_Work required_:
Go through the records and copy each line where the word "peak" occurs.
____________
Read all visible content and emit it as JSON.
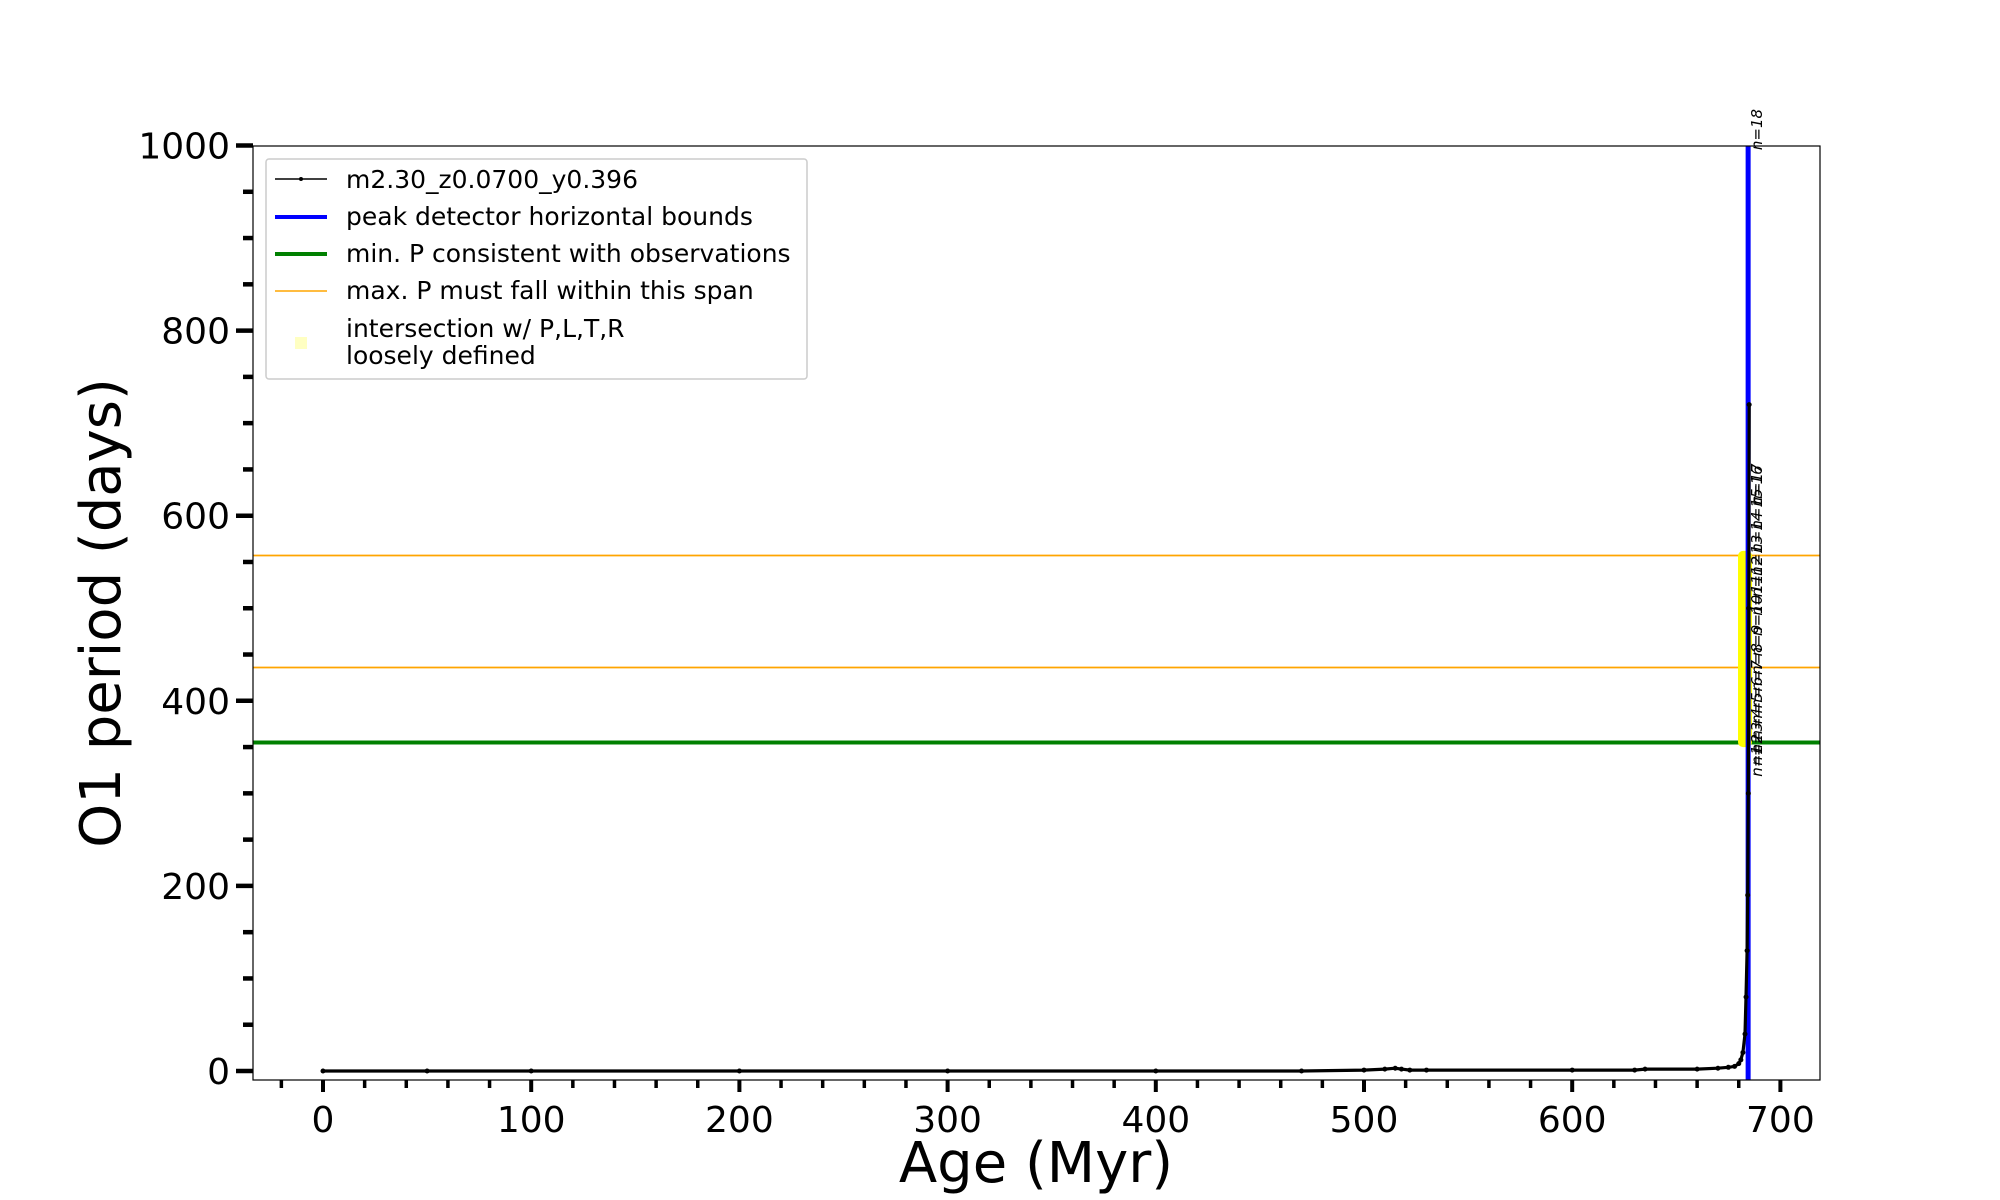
{
  "chart_data": {
    "type": "line",
    "title": "",
    "xlabel": "Age (Myr)",
    "ylabel": "O1 period (days)",
    "xlim": [
      -35,
      720
    ],
    "ylim": [
      -10,
      1000
    ],
    "xticks": [
      0,
      100,
      200,
      300,
      400,
      500,
      600,
      700
    ],
    "yticks": [
      0,
      200,
      400,
      600,
      800,
      1000
    ],
    "grid": false,
    "legend_position": "top-left",
    "legend": [
      {
        "label": "m2.30_z0.0700_y0.396",
        "color": "#000000",
        "style": "line-dot"
      },
      {
        "label": "peak detector horizontal bounds",
        "color": "#0000ff",
        "style": "thick-line"
      },
      {
        "label": "min. P consistent with observations",
        "color": "#008000",
        "style": "thick-line"
      },
      {
        "label": "max. P must fall within this span",
        "color": "#ffa500",
        "style": "thin-line"
      },
      {
        "label_line1": "intersection w/ P,L,T,R",
        "label_line2": "loosely defined",
        "color": "#ffff99",
        "style": "marker"
      }
    ],
    "series": [
      {
        "name": "m2.30_z0.0700_y0.396",
        "color": "#000000",
        "x": [
          0,
          50,
          100,
          200,
          300,
          400,
          470,
          500,
          510,
          515,
          518,
          522,
          530,
          600,
          630,
          635,
          660,
          670,
          675,
          678,
          680,
          681,
          682,
          683,
          683.5,
          684,
          684.3,
          684.6,
          684.8,
          685
        ],
        "y": [
          0,
          0,
          0,
          0,
          0,
          0,
          0,
          1,
          2,
          3,
          2,
          1,
          1,
          1,
          1,
          2,
          2,
          3,
          4,
          5,
          8,
          12,
          20,
          40,
          80,
          130,
          190,
          300,
          500,
          720
        ]
      }
    ],
    "horizontal_lines": [
      {
        "name": "min. P consistent with observations",
        "y": 355,
        "color": "#008000"
      },
      {
        "name": "max. P must fall within this span",
        "y": 436,
        "color": "#ffa500"
      },
      {
        "name": "max. P must fall within this span",
        "y": 557,
        "color": "#ffa500"
      }
    ],
    "vertical_line": {
      "name": "peak detector horizontal bounds",
      "x": 684.5,
      "color": "#0000ff"
    },
    "highlight_span": {
      "x": 683,
      "y_min": 350,
      "y_max": 562,
      "color": "#ffff00"
    },
    "n_labels": [
      {
        "text": "n=18",
        "y": 995
      },
      {
        "text": "n=17",
        "y": 612
      },
      {
        "text": "n=16",
        "y": 610
      },
      {
        "text": "n=15",
        "y": 585
      },
      {
        "text": "n=14",
        "y": 560
      },
      {
        "text": "n=13",
        "y": 535
      },
      {
        "text": "n=12",
        "y": 512
      },
      {
        "text": "n=11",
        "y": 492
      },
      {
        "text": "n=10",
        "y": 470
      },
      {
        "text": "n=9",
        "y": 448
      },
      {
        "text": "n=8",
        "y": 428
      },
      {
        "text": "n=7",
        "y": 410
      },
      {
        "text": "n=6",
        "y": 392
      },
      {
        "text": "n=5",
        "y": 375
      },
      {
        "text": "n=4",
        "y": 358
      },
      {
        "text": "n=3",
        "y": 343
      },
      {
        "text": "n=2",
        "y": 330
      },
      {
        "text": "n=1",
        "y": 318
      }
    ]
  }
}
____________
_Worked solution_:
        "label": "peak detector horizontal bounds",
      "name": "peak detector horizontal bounds",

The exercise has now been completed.